-- Task details --
Go through the listing and return every line with "cards" in it.

-- Exercise input --
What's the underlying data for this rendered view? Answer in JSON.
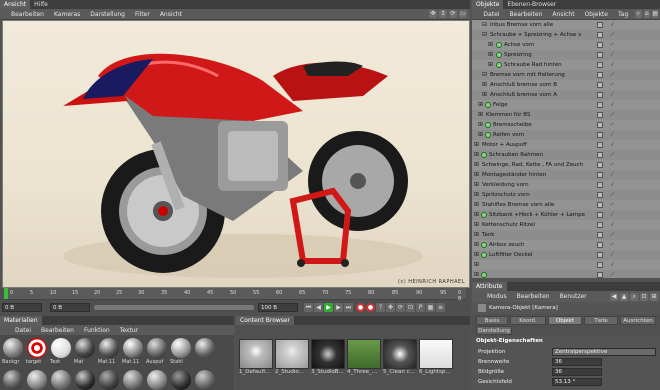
{
  "viewport": {
    "tabs": [
      "Ansicht",
      "Hilfe"
    ],
    "menu": [
      "Bearbeiten",
      "Kameras",
      "Darstellung",
      "Filter",
      "Ansicht"
    ],
    "watermark": "(c) HEINRICH RAPHAEL"
  },
  "timeline": {
    "ticks": [
      "0",
      "5",
      "10",
      "15",
      "20",
      "25",
      "30",
      "35",
      "40",
      "45",
      "50",
      "55",
      "60",
      "65",
      "70",
      "75",
      "80",
      "85",
      "90",
      "95"
    ],
    "end_marker": "0 B",
    "start_frame": "0 B",
    "preview_start": "0 B",
    "end_frame": "100 B"
  },
  "materials": {
    "tab": "Materialien",
    "menu": [
      "Datei",
      "Bearbeiten",
      "Funktion",
      "Textur"
    ],
    "items": [
      "Backgr",
      "target",
      "Text",
      "Mat",
      "Mat.11",
      "Mat.11",
      "Auspuf",
      "Stahl",
      ""
    ]
  },
  "content_browser": {
    "tab": "Content Browser",
    "items": [
      "1_Default...",
      "2_Studio...",
      "3_StudioB...",
      "4_Three_...",
      "5_Clean c...",
      "6_Lightsp..."
    ]
  },
  "objects": {
    "tabs": [
      "Objekte",
      "Ebenen-Browser"
    ],
    "menu": [
      "Datei",
      "Bearbeiten",
      "Ansicht",
      "Objekte",
      "Tag"
    ],
    "rows": [
      "Inbus Bremse vorn alle",
      "Schraube + Spreizring + Achse v",
      "Achse vorn",
      "Spreizring",
      "Schraube Rad hinten",
      "Bremse vorn mit Halterung",
      "Anschluß bremse vorn B",
      "Anschluß bremse vorn A",
      "Felge",
      "Klemmen für BS",
      "Bremsscheibe",
      "Reifen vorn",
      "Motor + Auspuff",
      "Schrauben Rahmen",
      "Schwinge, Rad, Kette , FA und Zeuch",
      "Montageständer hinten",
      "Verkleidung vorn",
      "Spritzschutz vorn",
      "Stahlflex Bremse vorn alle",
      "Sitzbank +Heck + Kühler + Lampe",
      "Kettenschutz Ritzel",
      "Tank",
      "Airbox zeuch",
      "Luftfilter Deckel",
      "",
      ""
    ]
  },
  "attributes": {
    "tab": "Attribute",
    "menu": [
      "Modus",
      "Bearbeiten",
      "Benutzer"
    ],
    "title": "Kamera-Objekt [Kamera]",
    "tabs": [
      "Basis",
      "Koord.",
      "Objekt",
      "Tiefe",
      "Ausrichten",
      "Darstellung"
    ],
    "section_title": "Objekt-Eigenschaften",
    "props": [
      {
        "label": "Projektion",
        "value": "Zentralperspektive"
      },
      {
        "label": "Brennweite",
        "value": "36"
      },
      {
        "label": "Bildgröße",
        "value": "36"
      },
      {
        "label": "Gesichtsfeld",
        "value": "53.13 °"
      }
    ]
  }
}
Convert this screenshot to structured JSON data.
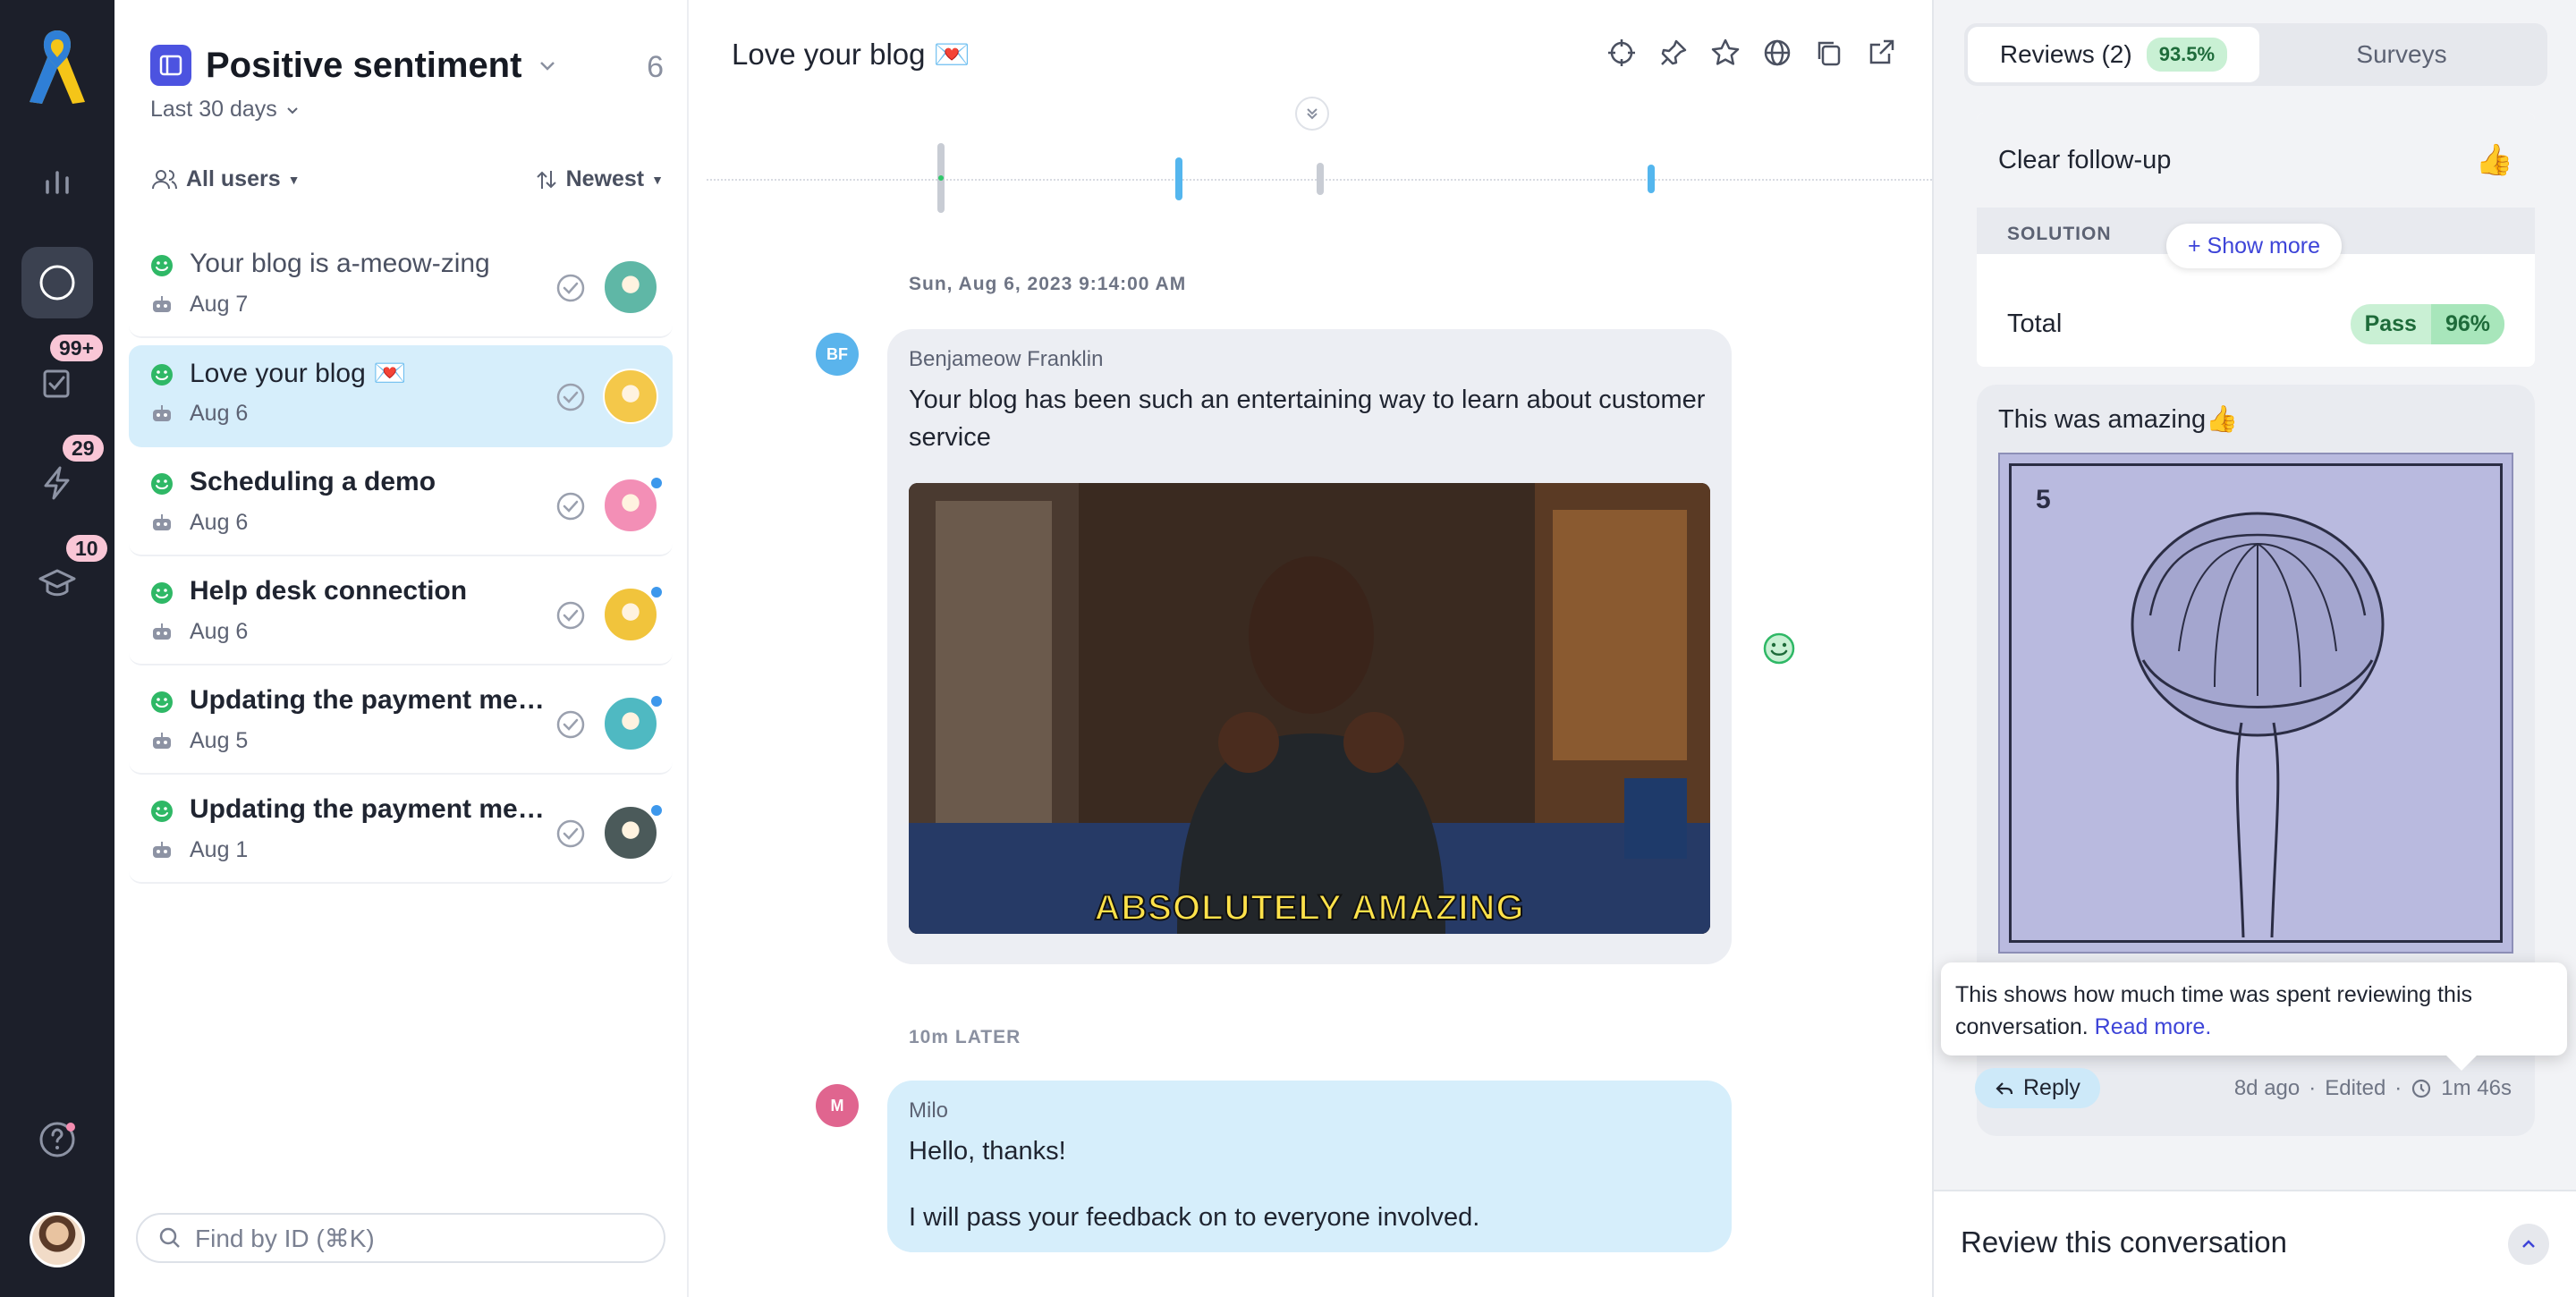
{
  "rail": {
    "badges": {
      "tasks": "99+",
      "actions": "29",
      "learn": "10"
    }
  },
  "list": {
    "title": "Positive sentiment",
    "count": "6",
    "range": "Last 30 days",
    "filter_users": "All users",
    "sort": "Newest",
    "search_placeholder": "Find by ID (⌘K)",
    "items": [
      {
        "title": "Your blog is a-meow-zing",
        "date": "Aug 7",
        "weight": "dim",
        "avatar_color": "#5fb7a6",
        "unread": false
      },
      {
        "title": "Love your blog 💌",
        "date": "Aug 6",
        "weight": "normal",
        "avatar_color": "#f4c84a",
        "unread": false
      },
      {
        "title": "Scheduling a demo",
        "date": "Aug 6",
        "weight": "bold",
        "avatar_color": "#f38fb6",
        "unread": true
      },
      {
        "title": "Help desk connection",
        "date": "Aug 6",
        "weight": "bold",
        "avatar_color": "#f1c43c",
        "unread": true
      },
      {
        "title": "Updating the payment method",
        "date": "Aug 5",
        "weight": "bold",
        "avatar_color": "#4fb9c2",
        "unread": true
      },
      {
        "title": "Updating the payment method",
        "date": "Aug 1",
        "weight": "bold",
        "avatar_color": "#4b5a5a",
        "unread": true
      }
    ]
  },
  "conversation": {
    "title": "Love your blog 💌",
    "timestamp": "Sun, Aug 6, 2023 9:14:00 AM",
    "later": "10m LATER",
    "messages": [
      {
        "initials": "BF",
        "author": "Benjameow Franklin",
        "text": "Your blog has been such an entertaining way to learn about customer service",
        "gif_caption": "ABSOLUTELY AMAZING"
      },
      {
        "initials": "M",
        "author": "Milo",
        "line1": "Hello, thanks!",
        "line2": "I will pass your feedback on to everyone involved."
      }
    ]
  },
  "review": {
    "tab_reviews": "Reviews (2)",
    "tab_reviews_score": "93.5%",
    "tab_surveys": "Surveys",
    "criterion": "Clear follow-up",
    "criterion_icon": "👍",
    "section": "SOLUTION",
    "show_more": "+ Show more",
    "total_label": "Total",
    "total_result": "Pass",
    "total_score": "96%",
    "comment": "This was amazing👍",
    "sketch_number": "5",
    "tooltip_text": "This shows how much time was spent reviewing this conversation.",
    "tooltip_link": "Read more.",
    "reply": "Reply",
    "meta_time": "8d ago",
    "meta_edited": "Edited",
    "meta_duration": "1m 46s",
    "footer": "Review this conversation"
  }
}
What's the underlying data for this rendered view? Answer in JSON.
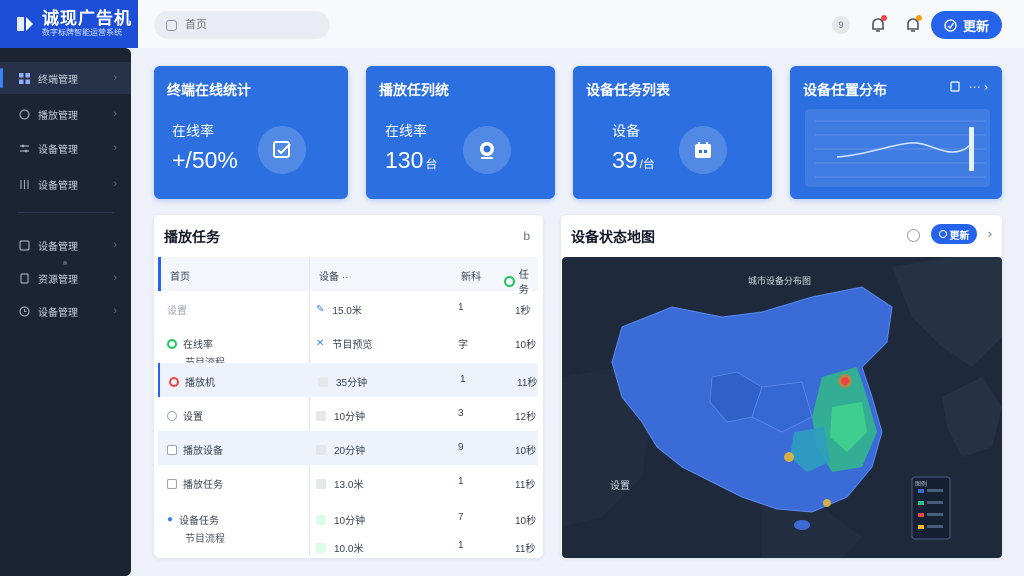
{
  "app": {
    "title": "诚现广告机",
    "subtitle": "数字标牌智能运营系统"
  },
  "sidebar": {
    "items": [
      {
        "label": "终端管理",
        "icon": "grid-icon"
      },
      {
        "label": "播放管理",
        "icon": "chat-icon"
      },
      {
        "label": "设备管理",
        "icon": "settings-icon"
      },
      {
        "label": "设备管理",
        "icon": "sliders-icon"
      },
      {
        "label": "设备管理",
        "icon": "box-icon"
      },
      {
        "label": "资源管理",
        "icon": "file-icon"
      },
      {
        "label": "设备管理",
        "icon": "clock-icon"
      }
    ]
  },
  "topbar": {
    "search_placeholder": "首页",
    "badge": "9",
    "button_label": "更新"
  },
  "cards": [
    {
      "title": "终端在线统计",
      "label": "在线率",
      "value": "+/50%"
    },
    {
      "title": "播放任列统",
      "label": "在线率",
      "value": "130",
      "unit": "台"
    },
    {
      "title": "设备任务列表",
      "label": "设备",
      "value": "39",
      "unit": "/台"
    },
    {
      "title": "设备任置分布",
      "tools": "⋯ ›"
    }
  ],
  "tasks": {
    "title": "播放任务",
    "header_icon": "b",
    "columns": [
      "首页",
      "设备 ··",
      "新科",
      "任务"
    ],
    "rows": [
      {
        "c1": "设置",
        "c2": "15.0米",
        "c3": "1",
        "c4": "1秒"
      },
      {
        "c1": "在线率",
        "sub": "节目流程",
        "c2": "节目预览",
        "c3": "字",
        "c4": "10秒"
      },
      {
        "c1": "播放机",
        "c2": "35分钟",
        "c3": "1",
        "c4": "11秒"
      },
      {
        "c1": "设置",
        "c2": "10分钟",
        "c3": "3",
        "c4": "12秒"
      },
      {
        "c1": "播放设备",
        "c2": "20分钟",
        "c3": "9",
        "c4": "10秒"
      },
      {
        "c1": "播放任务",
        "c2": "13.0米",
        "c3": "1",
        "c4": "11秒"
      },
      {
        "c1": "设备任务",
        "sub": "节目流程",
        "c2": "10分钟",
        "c3": "7",
        "c4": "10秒"
      },
      {
        "c1": "",
        "c2": "10.0米",
        "c3": "1",
        "c4": "11秒"
      }
    ]
  },
  "map": {
    "title": "设备状态地图",
    "button_label": "更新",
    "caption": "城市设备分布图",
    "label_left": "设置",
    "legend_title": "图例"
  },
  "colors": {
    "accent": "#2563eb",
    "card": "#2b6fe0",
    "sidebar": "#1b2433",
    "map_bg": "#1e2a3b",
    "map_land": "#3a6bd6",
    "map_hot": "#3ecf8e"
  }
}
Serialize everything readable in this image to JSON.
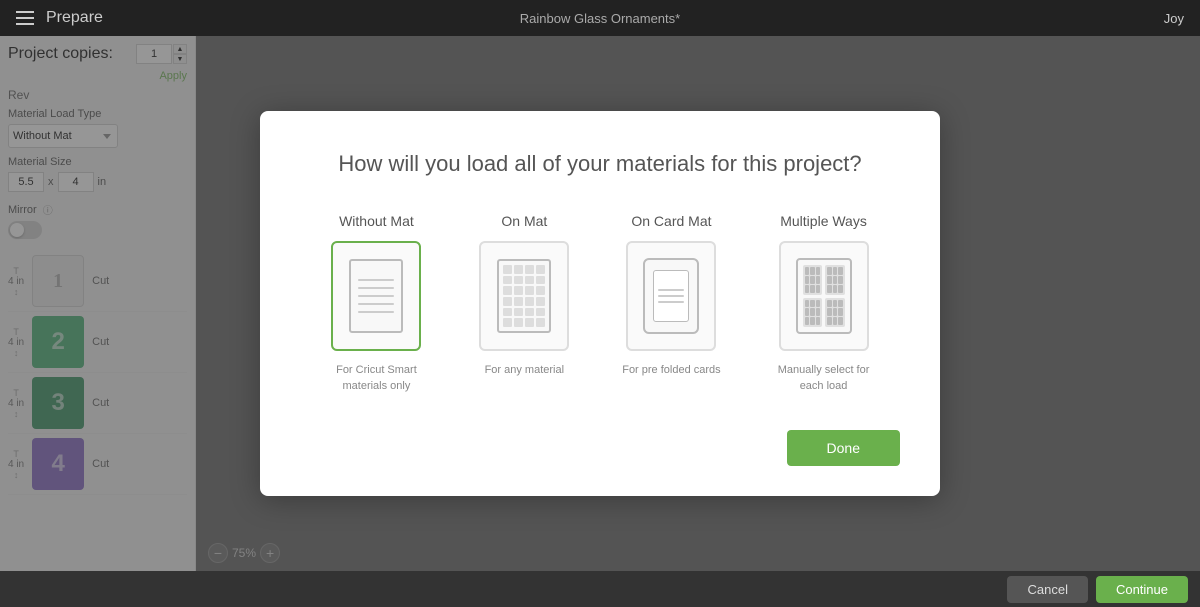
{
  "topBar": {
    "menuIcon": "hamburger-icon",
    "prepareLabel": "Prepare",
    "projectTitle": "Rainbow Glass Ornaments*",
    "userLabel": "Joy"
  },
  "leftPanel": {
    "projectCopiesLabel": "Project copies:",
    "copiesValue": "1",
    "applyLabel": "Apply",
    "revLabel": "Rev",
    "materialLoadTypeLabel": "Material Load Type",
    "materialLoadTypeValue": "Without Mat",
    "materialSizeLabel": "Material Size",
    "sizeWidth": "5.5",
    "sizeCross": "x",
    "sizeHeight": "4",
    "sizeUnit": "in",
    "mirrorLabel": "Mirror",
    "matItems": [
      {
        "size": "4 in",
        "label": "1",
        "cut": "Cut",
        "color": "#d0d0d0",
        "isFirst": true
      },
      {
        "size": "4 in",
        "label": "2",
        "cut": "Cut",
        "color": "#3aaa6a"
      },
      {
        "size": "4 in",
        "label": "3",
        "cut": "Cut",
        "color": "#2a8a55"
      },
      {
        "size": "4 in",
        "label": "4",
        "cut": "Cut",
        "color": "#7a5abf"
      }
    ]
  },
  "modal": {
    "title": "How will you load all of your materials for this project?",
    "options": [
      {
        "id": "without-mat",
        "label": "Without Mat",
        "description": "For Cricut Smart materials only",
        "selected": true
      },
      {
        "id": "on-mat",
        "label": "On Mat",
        "description": "For any material",
        "selected": false
      },
      {
        "id": "on-card-mat",
        "label": "On Card Mat",
        "description": "For pre folded cards",
        "selected": false
      },
      {
        "id": "multiple-ways",
        "label": "Multiple Ways",
        "description": "Manually select for each load",
        "selected": false
      }
    ],
    "doneLabel": "Done"
  },
  "bottomBar": {
    "cancelLabel": "Cancel",
    "continueLabel": "Continue"
  },
  "zoom": {
    "level": "75%"
  }
}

-- Reply --
  "cards": [
        "description": "For pre folded cards",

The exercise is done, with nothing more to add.